▶ Set exercise:
Output every line of the data exactly as it appears.
## Begin Given records
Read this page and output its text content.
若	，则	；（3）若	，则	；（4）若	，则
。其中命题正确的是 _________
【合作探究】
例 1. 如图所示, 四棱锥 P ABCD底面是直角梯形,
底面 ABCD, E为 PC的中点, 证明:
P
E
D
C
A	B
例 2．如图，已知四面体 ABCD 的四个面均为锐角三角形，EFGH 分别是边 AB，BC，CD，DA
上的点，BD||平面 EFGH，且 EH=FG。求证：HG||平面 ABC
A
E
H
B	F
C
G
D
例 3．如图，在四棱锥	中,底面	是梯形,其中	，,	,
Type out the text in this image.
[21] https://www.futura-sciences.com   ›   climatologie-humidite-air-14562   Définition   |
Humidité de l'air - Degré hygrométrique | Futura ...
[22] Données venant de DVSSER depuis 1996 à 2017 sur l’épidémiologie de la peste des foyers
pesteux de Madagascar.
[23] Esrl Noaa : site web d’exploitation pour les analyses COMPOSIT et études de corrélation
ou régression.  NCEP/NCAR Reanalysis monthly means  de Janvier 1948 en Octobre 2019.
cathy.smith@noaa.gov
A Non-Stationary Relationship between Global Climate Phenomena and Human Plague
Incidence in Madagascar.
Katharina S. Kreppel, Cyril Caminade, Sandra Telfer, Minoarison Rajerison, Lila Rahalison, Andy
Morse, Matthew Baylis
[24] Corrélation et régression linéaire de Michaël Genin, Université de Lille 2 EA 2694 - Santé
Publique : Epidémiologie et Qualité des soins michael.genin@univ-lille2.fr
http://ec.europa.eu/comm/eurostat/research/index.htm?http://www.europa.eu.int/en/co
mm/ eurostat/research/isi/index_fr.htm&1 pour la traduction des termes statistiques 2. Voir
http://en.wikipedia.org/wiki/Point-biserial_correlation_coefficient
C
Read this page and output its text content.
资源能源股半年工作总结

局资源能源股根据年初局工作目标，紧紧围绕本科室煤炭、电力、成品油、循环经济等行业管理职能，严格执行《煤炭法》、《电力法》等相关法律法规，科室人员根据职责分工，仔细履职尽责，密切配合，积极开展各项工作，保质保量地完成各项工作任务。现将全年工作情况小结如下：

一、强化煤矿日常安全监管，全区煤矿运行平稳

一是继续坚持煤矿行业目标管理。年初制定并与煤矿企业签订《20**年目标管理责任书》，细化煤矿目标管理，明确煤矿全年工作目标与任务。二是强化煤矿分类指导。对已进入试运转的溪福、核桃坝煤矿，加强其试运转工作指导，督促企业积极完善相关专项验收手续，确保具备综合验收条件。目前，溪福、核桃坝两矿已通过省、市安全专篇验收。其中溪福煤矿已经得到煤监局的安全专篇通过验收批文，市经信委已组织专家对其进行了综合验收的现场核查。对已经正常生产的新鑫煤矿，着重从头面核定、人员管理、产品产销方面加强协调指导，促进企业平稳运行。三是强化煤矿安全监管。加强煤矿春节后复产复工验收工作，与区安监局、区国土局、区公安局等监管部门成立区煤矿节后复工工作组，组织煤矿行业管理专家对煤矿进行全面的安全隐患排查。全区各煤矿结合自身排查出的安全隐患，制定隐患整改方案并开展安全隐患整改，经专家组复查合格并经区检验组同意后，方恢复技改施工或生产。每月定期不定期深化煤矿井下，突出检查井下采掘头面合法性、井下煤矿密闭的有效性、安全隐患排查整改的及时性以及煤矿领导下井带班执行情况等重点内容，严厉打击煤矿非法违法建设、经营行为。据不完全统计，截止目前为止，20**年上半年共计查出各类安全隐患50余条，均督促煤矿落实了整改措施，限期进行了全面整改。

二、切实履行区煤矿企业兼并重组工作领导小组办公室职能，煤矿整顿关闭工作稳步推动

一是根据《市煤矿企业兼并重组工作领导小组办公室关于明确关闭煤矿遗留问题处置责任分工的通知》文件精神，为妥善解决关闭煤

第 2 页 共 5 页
## End Given records
▶ Full answer:
Read this page and output its text content.
若	，则	；（3）若	，则	；（4）若	，则
。其中命题正确的是 _________
【合作探究】
例 1. 如图所示, 四棱锥 P ABCD底面是直角梯形,
底面 ABCD, E为 PC的中点, 证明:
P
E
D
C
A	B
例 2．如图，已知四面体 ABCD 的四个面均为锐角三角形，EFGH 分别是边 AB，BC，CD，DA
上的点，BD||平面 EFGH，且 EH=FG。求证：HG||平面 ABC
A
E
H
B	F
C
G
D
例 3．如图，在四棱锥	中,底面	是梯形,其中	，,	,
Type out the text in this image.
[21] https://www.futura-sciences.com   ›   climatologie-humidite-air-14562   Définition   |
Humidité de l'air - Degré hygrométrique | Futura ...
[22] Données venant de DVSSER depuis 1996 à 2017 sur l’épidémiologie de la peste des foyers
pesteux de Madagascar.
[23] Esrl Noaa : site web d’exploitation pour les analyses COMPOSIT et études de corrélation
ou régression.  NCEP/NCAR Reanalysis monthly means  de Janvier 1948 en Octobre 2019.
cathy.smith@noaa.gov
A Non-Stationary Relationship between Global Climate Phenomena and Human Plague
Incidence in Madagascar.
Katharina S. Kreppel, Cyril Caminade, Sandra Telfer, Minoarison Rajerison, Lila Rahalison, Andy
Morse, Matthew Baylis
[24] Corrélation et régression linéaire de Michaël Genin, Université de Lille 2 EA 2694 - Santé
Publique : Epidémiologie et Qualité des soins michael.genin@univ-lille2.fr
http://ec.europa.eu/comm/eurostat/research/index.htm?http://www.europa.eu.int/en/co
mm/ eurostat/research/isi/index_fr.htm&1 pour la traduction des termes statistiques 2. Voir
http://en.wikipedia.org/wiki/Point-biserial_correlation_coefficient
C
Read this page and output its text content.
资源能源股半年工作总结

局资源能源股根据年初局工作目标，紧紧围绕本科室煤炭、电力、成品油、循环经济等行业管理职能，严格执行《煤炭法》、《电力法》等相关法律法规，科室人员根据职责分工，仔细履职尽责，密切配合，积极开展各项工作，保质保量地完成各项工作任务。现将全年工作情况小结如下：

一、强化煤矿日常安全监管，全区煤矿运行平稳

一是继续坚持煤矿行业目标管理。年初制定并与煤矿企业签订《20**年目标管理责任书》，细化煤矿目标管理，明确煤矿全年工作目标与任务。二是强化煤矿分类指导。对已进入试运转的溪福、核桃坝煤矿，加强其试运转工作指导，督促企业积极完善相关专项验收手续，确保具备综合验收条件。目前，溪福、核桃坝两矿已通过省、市安全专篇验收。其中溪福煤矿已经得到煤监局的安全专篇通过验收批文，市经信委已组织专家对其进行了综合验收的现场核查。对已经正常生产的新鑫煤矿，着重从头面核定、人员管理、产品产销方面加强协调指导，促进企业平稳运行。三是强化煤矿安全监管。加强煤矿春节后复产复工验收工作，与区安监局、区国土局、区公安局等监管部门成立区煤矿节后复工工作组，组织煤矿行业管理专家对煤矿进行全面的安全隐患排查。全区各煤矿结合自身排查出的安全隐患，制定隐患整改方案并开展安全隐患整改，经专家组复查合格并经区检验组同意后，方恢复技改施工或生产。每月定期不定期深化煤矿井下，突出检查井下采掘头面合法性、井下煤矿密闭的有效性、安全隐患排查整改的及时性以及煤矿领导下井带班执行情况等重点内容，严厉打击煤矿非法违法建设、经营行为。据不完全统计，截止目前为止，20**年上半年共计查出各类安全隐患50余条，均督促煤矿落实了整改措施，限期进行了全面整改。

二、切实履行区煤矿企业兼并重组工作领导小组办公室职能，煤矿整顿关闭工作稳步推动

一是根据《市煤矿企业兼并重组工作领导小组办公室关于明确关闭煤矿遗留问题处置责任分工的通知》文件精神，为妥善解决关闭煤

第 2 页 共 5 页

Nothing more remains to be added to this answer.